Check each line of the listing for the string "every", then state how many lines have it. Only the number is wanted.

----

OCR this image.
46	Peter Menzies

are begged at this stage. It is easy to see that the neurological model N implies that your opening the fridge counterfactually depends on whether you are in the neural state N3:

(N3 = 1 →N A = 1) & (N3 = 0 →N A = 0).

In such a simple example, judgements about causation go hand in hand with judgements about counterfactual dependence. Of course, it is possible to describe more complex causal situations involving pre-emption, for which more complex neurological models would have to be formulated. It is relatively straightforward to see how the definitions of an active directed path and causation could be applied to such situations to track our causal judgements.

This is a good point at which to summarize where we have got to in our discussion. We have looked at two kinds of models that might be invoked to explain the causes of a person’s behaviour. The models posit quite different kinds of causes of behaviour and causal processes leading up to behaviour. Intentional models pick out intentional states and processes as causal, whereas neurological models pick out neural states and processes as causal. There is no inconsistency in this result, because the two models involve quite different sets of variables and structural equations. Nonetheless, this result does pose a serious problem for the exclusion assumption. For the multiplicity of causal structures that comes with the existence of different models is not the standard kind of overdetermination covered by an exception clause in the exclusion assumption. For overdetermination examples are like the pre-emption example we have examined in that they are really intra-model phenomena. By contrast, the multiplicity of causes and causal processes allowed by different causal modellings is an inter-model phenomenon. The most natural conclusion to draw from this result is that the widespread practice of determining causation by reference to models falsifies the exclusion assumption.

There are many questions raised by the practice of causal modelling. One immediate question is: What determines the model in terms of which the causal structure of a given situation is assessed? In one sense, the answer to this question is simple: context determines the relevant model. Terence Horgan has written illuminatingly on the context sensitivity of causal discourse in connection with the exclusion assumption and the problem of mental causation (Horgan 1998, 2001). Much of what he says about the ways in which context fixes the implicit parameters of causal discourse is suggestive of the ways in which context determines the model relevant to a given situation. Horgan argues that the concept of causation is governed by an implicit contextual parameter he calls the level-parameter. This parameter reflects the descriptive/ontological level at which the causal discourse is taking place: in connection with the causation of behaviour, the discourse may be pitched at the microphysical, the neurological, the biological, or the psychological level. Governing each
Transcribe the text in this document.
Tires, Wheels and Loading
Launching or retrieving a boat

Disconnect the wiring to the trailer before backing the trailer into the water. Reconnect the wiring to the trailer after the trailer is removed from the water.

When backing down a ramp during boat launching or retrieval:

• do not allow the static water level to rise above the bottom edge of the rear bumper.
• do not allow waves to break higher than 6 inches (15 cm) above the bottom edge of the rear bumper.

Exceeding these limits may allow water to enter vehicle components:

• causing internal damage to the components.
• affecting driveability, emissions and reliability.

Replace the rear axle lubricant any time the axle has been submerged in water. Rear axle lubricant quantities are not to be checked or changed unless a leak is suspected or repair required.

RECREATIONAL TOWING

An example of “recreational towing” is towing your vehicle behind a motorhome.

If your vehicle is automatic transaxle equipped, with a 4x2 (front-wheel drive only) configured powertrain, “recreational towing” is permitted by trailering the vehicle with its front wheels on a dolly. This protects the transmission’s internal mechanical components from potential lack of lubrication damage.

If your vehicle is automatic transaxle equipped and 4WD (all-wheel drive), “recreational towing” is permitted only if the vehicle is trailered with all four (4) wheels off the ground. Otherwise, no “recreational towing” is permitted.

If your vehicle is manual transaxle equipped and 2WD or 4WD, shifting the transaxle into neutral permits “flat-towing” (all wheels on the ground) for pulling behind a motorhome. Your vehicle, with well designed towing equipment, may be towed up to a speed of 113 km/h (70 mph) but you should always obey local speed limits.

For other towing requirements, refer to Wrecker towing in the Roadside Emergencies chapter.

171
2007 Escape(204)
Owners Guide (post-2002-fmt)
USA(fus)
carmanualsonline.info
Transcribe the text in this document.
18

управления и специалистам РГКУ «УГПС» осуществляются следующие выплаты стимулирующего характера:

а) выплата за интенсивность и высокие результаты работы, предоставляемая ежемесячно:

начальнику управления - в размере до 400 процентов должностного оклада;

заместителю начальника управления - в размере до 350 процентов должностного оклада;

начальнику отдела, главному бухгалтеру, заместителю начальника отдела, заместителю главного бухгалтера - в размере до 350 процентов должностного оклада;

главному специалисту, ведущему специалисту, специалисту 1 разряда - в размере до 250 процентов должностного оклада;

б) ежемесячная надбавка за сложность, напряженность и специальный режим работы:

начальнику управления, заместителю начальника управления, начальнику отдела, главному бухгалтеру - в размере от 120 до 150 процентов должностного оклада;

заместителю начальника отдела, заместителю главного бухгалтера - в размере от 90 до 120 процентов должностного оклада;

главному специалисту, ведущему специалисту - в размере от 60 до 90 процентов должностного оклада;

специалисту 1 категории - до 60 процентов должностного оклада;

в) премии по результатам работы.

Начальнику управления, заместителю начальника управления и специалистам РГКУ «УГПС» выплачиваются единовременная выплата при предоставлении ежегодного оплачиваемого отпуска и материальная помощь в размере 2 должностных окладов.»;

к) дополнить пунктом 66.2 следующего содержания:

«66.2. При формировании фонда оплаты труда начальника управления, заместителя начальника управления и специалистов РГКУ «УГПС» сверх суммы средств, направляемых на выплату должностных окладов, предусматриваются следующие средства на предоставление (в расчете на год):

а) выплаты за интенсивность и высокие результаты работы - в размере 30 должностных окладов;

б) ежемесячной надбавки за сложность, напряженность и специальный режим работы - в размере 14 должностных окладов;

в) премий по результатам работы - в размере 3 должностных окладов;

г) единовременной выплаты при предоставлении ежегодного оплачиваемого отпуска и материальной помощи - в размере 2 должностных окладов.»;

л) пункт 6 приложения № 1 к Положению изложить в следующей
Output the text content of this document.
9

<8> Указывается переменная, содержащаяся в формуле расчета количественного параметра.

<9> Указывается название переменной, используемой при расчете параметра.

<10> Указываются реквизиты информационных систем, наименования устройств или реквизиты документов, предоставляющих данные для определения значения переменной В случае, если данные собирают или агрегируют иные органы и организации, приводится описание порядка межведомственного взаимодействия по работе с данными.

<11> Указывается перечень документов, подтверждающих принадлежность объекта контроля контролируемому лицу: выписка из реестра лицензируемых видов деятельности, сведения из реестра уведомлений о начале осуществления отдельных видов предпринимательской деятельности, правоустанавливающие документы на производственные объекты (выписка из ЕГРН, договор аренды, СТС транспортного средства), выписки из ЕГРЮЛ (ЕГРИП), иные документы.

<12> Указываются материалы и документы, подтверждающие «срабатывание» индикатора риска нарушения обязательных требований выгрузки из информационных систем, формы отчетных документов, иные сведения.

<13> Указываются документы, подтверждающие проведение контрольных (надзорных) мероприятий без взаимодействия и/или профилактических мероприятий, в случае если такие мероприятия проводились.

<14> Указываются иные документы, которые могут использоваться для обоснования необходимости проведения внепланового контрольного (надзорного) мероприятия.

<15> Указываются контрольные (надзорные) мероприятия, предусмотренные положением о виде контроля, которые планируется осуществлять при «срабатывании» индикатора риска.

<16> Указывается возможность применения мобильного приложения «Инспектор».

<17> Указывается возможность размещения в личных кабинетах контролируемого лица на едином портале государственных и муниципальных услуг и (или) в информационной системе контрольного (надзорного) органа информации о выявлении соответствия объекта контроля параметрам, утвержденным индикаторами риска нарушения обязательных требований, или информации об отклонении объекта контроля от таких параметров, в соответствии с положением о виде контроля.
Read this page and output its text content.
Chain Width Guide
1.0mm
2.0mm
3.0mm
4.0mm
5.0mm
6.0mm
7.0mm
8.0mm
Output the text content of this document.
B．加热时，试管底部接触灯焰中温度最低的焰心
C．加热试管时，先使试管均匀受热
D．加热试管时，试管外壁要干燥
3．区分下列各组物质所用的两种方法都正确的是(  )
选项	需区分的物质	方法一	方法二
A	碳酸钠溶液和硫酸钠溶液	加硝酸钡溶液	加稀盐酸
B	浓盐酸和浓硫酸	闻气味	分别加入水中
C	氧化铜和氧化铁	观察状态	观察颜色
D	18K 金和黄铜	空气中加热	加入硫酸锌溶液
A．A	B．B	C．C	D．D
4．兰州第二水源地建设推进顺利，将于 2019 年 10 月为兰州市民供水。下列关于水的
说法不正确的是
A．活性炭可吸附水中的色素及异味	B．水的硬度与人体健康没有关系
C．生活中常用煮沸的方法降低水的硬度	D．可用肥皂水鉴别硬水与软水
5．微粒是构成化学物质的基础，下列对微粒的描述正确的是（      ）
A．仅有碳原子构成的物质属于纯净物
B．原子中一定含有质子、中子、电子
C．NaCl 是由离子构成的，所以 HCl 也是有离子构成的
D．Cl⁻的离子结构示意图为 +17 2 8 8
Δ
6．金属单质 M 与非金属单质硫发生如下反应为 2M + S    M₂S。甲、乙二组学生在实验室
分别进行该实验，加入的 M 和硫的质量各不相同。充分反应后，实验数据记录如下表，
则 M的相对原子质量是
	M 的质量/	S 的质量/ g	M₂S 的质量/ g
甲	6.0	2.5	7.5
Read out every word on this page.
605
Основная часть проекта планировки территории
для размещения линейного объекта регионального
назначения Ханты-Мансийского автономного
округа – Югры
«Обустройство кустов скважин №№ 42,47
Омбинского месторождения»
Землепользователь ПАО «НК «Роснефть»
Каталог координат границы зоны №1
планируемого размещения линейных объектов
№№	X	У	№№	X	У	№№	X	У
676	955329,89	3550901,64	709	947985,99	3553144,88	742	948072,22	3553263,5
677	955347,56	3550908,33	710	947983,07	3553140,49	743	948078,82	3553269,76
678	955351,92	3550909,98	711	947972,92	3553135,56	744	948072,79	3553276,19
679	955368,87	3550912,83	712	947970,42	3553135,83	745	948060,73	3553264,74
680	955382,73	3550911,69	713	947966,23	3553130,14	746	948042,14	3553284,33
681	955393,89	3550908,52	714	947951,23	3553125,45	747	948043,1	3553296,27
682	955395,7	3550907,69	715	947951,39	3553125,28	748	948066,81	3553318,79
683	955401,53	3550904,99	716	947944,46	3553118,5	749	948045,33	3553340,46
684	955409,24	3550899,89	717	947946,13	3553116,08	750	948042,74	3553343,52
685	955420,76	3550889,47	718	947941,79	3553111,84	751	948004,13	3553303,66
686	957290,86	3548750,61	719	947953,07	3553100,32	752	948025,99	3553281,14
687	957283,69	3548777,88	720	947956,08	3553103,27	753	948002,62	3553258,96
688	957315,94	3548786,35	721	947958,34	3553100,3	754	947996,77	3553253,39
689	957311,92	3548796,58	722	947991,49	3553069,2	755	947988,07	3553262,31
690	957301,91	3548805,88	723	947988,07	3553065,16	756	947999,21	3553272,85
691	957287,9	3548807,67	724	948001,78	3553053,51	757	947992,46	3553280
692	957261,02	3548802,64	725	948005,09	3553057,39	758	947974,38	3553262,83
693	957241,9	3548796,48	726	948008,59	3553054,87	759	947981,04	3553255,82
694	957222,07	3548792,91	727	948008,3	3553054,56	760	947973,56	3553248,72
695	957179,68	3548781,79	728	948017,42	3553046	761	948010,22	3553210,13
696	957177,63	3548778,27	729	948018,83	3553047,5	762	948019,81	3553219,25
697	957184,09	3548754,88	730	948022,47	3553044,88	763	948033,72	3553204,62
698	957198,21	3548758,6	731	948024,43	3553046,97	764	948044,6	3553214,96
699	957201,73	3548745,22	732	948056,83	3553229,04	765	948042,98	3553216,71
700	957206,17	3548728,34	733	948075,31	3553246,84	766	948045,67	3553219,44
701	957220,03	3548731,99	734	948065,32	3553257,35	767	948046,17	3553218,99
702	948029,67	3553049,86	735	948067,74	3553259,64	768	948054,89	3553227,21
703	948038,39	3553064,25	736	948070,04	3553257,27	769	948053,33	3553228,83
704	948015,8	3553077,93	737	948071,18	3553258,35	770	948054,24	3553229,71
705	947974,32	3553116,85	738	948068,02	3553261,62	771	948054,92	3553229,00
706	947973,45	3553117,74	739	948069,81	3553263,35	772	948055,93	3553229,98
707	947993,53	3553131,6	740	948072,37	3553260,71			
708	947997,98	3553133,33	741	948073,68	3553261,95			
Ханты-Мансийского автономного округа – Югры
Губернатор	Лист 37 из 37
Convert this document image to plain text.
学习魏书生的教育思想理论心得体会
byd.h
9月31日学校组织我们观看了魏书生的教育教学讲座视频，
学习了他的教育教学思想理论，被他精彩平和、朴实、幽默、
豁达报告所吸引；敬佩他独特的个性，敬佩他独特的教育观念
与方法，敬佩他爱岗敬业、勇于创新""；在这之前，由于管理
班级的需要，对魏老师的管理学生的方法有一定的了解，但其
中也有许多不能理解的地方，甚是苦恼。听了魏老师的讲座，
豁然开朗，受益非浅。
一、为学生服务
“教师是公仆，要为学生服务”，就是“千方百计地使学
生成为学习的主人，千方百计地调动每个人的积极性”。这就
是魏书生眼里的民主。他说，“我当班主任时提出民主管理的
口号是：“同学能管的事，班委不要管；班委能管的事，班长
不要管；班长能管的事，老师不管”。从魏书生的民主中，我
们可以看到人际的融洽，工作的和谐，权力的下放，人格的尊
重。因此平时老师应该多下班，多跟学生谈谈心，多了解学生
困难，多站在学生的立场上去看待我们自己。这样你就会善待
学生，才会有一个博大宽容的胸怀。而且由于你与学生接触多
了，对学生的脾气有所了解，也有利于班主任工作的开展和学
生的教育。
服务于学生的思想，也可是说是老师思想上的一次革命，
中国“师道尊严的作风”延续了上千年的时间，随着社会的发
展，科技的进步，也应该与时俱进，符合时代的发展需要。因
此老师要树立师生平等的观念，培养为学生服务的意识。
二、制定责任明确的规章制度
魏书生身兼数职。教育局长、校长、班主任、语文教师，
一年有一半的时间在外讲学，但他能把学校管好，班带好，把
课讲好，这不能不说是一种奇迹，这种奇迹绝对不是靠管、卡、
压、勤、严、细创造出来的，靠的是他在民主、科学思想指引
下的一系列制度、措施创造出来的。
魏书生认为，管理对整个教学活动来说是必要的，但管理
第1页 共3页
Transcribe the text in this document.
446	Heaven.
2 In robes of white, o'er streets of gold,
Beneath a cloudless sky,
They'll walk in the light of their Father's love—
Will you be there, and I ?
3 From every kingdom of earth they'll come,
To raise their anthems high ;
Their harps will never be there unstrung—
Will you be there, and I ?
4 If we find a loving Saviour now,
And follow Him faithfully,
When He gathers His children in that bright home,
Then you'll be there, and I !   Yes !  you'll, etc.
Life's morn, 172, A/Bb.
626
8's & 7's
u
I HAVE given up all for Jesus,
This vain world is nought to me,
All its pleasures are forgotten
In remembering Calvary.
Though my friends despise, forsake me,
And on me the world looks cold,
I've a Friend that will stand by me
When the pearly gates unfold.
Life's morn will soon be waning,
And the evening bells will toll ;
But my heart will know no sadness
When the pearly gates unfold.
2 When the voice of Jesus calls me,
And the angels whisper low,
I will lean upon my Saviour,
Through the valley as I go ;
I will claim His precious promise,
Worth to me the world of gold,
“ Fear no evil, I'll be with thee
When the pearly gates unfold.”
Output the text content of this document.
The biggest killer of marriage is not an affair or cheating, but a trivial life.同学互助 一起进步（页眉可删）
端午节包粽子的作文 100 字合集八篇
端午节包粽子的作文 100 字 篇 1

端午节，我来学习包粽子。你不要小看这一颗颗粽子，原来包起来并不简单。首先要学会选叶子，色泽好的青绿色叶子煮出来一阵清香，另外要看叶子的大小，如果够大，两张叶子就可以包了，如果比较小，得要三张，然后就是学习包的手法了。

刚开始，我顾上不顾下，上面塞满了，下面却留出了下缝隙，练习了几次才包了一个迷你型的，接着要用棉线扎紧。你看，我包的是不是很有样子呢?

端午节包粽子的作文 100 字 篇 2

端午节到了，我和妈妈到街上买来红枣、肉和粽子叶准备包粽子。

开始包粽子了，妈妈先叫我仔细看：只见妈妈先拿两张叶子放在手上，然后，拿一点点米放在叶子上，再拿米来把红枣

----

» **Full answer**: 2